• **Work to do**
Word for word, restate every line of the listing that follows.

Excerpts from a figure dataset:
⁂

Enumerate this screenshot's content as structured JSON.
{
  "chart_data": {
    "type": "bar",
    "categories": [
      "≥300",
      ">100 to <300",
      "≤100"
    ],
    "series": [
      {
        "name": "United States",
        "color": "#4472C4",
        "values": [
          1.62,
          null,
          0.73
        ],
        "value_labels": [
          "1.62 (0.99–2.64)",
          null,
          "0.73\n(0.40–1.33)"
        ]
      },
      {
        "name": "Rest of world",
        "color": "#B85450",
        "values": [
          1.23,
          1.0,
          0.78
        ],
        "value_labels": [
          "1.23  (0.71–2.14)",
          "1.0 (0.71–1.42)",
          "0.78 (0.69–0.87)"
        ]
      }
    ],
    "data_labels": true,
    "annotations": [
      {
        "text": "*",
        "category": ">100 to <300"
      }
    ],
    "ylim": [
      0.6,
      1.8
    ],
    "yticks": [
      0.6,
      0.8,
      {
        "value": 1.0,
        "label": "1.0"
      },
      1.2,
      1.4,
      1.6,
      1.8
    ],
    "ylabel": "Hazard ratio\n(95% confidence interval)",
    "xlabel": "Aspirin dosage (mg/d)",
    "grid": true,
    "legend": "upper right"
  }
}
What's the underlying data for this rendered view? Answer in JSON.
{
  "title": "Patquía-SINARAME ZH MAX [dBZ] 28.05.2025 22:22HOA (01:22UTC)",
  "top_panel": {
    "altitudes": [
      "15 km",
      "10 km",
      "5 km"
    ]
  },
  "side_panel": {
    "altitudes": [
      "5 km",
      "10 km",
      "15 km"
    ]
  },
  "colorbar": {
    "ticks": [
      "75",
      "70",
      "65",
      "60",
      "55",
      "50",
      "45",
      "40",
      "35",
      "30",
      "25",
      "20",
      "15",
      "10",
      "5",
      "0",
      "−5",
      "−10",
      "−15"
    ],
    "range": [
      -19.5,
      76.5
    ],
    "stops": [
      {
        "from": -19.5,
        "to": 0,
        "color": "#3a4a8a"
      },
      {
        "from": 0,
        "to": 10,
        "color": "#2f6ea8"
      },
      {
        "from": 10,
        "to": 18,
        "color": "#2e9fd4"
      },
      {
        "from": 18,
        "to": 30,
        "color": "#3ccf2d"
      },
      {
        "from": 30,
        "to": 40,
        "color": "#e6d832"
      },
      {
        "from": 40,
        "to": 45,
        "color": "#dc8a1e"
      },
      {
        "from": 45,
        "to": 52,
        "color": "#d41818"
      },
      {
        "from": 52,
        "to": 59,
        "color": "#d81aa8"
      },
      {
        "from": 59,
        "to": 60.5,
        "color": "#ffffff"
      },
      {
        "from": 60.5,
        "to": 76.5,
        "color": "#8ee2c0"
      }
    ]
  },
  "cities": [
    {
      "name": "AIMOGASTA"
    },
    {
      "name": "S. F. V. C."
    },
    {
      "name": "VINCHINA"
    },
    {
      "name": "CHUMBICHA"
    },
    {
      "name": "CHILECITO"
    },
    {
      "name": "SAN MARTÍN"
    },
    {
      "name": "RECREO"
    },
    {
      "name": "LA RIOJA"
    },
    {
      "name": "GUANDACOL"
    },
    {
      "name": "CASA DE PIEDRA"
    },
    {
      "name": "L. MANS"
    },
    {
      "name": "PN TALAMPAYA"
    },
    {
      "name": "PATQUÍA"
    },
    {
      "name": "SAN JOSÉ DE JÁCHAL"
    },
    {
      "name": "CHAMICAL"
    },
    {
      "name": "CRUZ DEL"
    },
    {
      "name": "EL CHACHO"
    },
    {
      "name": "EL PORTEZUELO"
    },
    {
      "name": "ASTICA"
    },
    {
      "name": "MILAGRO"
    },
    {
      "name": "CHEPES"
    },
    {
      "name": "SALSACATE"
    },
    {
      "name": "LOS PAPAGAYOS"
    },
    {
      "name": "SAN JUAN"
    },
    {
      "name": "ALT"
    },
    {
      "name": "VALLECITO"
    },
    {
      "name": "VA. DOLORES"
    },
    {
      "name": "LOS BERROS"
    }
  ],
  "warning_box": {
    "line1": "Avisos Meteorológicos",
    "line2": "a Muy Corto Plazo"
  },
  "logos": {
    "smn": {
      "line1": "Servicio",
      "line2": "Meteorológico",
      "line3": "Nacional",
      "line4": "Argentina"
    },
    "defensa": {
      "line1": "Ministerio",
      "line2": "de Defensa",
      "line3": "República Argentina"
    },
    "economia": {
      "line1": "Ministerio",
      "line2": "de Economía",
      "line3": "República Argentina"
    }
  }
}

⁂

• **Finished answer**
Enumerate this screenshot's content as structured JSON.
{
  "chart_data": {
    "type": "bar",
    "categories": [
      "≥300",
      ">100 to <300",
      "≤100"
    ],
    "series": [
      {
        "name": "United States",
        "color": "#4472C4",
        "values": [
          1.62,
          null,
          0.73
        ],
        "value_labels": [
          "1.62 (0.99–2.64)",
          null,
          "0.73\n(0.40–1.33)"
        ]
      },
      {
        "name": "Rest of world",
        "color": "#B85450",
        "values": [
          1.23,
          1.0,
          0.78
        ],
        "value_labels": [
          "1.23  (0.71–2.14)",
          "1.0 (0.71–1.42)",
          "0.78 (0.69–0.87)"
        ]
      }
    ],
    "data_labels": true,
    "annotations": [
      {
        "text": "*",
        "category": ">100 to <300"
      }
    ],
    "ylim": [
      0.6,
      1.8
    ],
    "yticks": [
      0.6,
      0.8,
      {
        "value": 1.0,
        "label": "1.0"
      },
      1.2,
      1.4,
      1.6,
      1.8
    ],
    "ylabel": "Hazard ratio\n(95% confidence interval)",
    "xlabel": "Aspirin dosage (mg/d)",
    "grid": true,
    "legend": "upper right"
  }
}
What's the underlying data for this rendered view? Answer in JSON.
{
  "title": "Patquía-SINARAME ZH MAX [dBZ] 28.05.2025 22:22HOA (01:22UTC)",
  "top_panel": {
    "altitudes": [
      "15 km",
      "10 km",
      "5 km"
    ]
  },
  "side_panel": {
    "altitudes": [
      "5 km",
      "10 km",
      "15 km"
    ]
  },
  "colorbar": {
    "ticks": [
      "75",
      "70",
      "65",
      "60",
      "55",
      "50",
      "45",
      "40",
      "35",
      "30",
      "25",
      "20",
      "15",
      "10",
      "5",
      "0",
      "−5",
      "−10",
      "−15"
    ],
    "range": [
      -19.5,
      76.5
    ],
    "stops": [
      {
        "from": -19.5,
        "to": 0,
        "color": "#3a4a8a"
      },
      {
        "from": 0,
        "to": 10,
        "color": "#2f6ea8"
      },
      {
        "from": 10,
        "to": 18,
        "color": "#2e9fd4"
      },
      {
        "from": 18,
        "to": 30,
        "color": "#3ccf2d"
      },
      {
        "from": 30,
        "to": 40,
        "color": "#e6d832"
      },
      {
        "from": 40,
        "to": 45,
        "color": "#dc8a1e"
      },
      {
        "from": 45,
        "to": 52,
        "color": "#d41818"
      },
      {
        "from": 52,
        "to": 59,
        "color": "#d81aa8"
      },
      {
        "from": 59,
        "to": 60.5,
        "color": "#ffffff"
      },
      {
        "from": 60.5,
        "to": 76.5,
        "color": "#8ee2c0"
      }
    ]
  },
  "cities": [
    {
      "name": "AIMOGASTA"
    },
    {
      "name": "S. F. V. C."
    },
    {
      "name": "VINCHINA"
    },
    {
      "name": "CHUMBICHA"
    },
    {
      "name": "CHILECITO"
    },
    {
      "name": "SAN MARTÍN"
    },
    {
      "name": "RECREO"
    },
    {
      "name": "LA RIOJA"
    },
    {
      "name": "GUANDACOL"
    },
    {
      "name": "CASA DE PIEDRA"
    },
    {
      "name": "L. MANS"
    },
    {
      "name": "PN TALAMPAYA"
    },
    {
      "name": "PATQUÍA"
    },
    {
      "name": "SAN JOSÉ DE JÁCHAL"
    },
    {
      "name": "CHAMICAL"
    },
    {
      "name": "CRUZ DEL"
    },
    {
      "name": "EL CHACHO"
    },
    {
      "name": "EL PORTEZUELO"
    },
    {
      "name": "ASTICA"
    },
    {
      "name": "MILAGRO"
    },
    {
      "name": "CHEPES"
    },
    {
      "name": "SALSACATE"
    },
    {
      "name": "LOS PAPAGAYOS"
    },
    {
      "name": "SAN JUAN"
    },
    {
      "name": "ALT"
    },
    {
      "name": "VALLECITO"
    },
    {
      "name": "VA. DOLORES"
    },
    {
      "name": "LOS BERROS"
    }
  ],
  "warning_box": {
    "line1": "Avisos Meteorológicos",
    "line2": "a Muy Corto Plazo"
  },
  "logos": {
    "smn": {
      "line1": "Servicio",
      "line2": "Meteorológico",
      "line3": "Nacional",
      "line4": "Argentina"
    },
    "defensa": {
      "line1": "Ministerio",
      "line2": "de Defensa",
      "line3": "República Argentina"
    },
    "economia": {
      "line1": "Ministerio",
      "line2": "de Economía",
      "line3": "República Argentina"
    }
  }
}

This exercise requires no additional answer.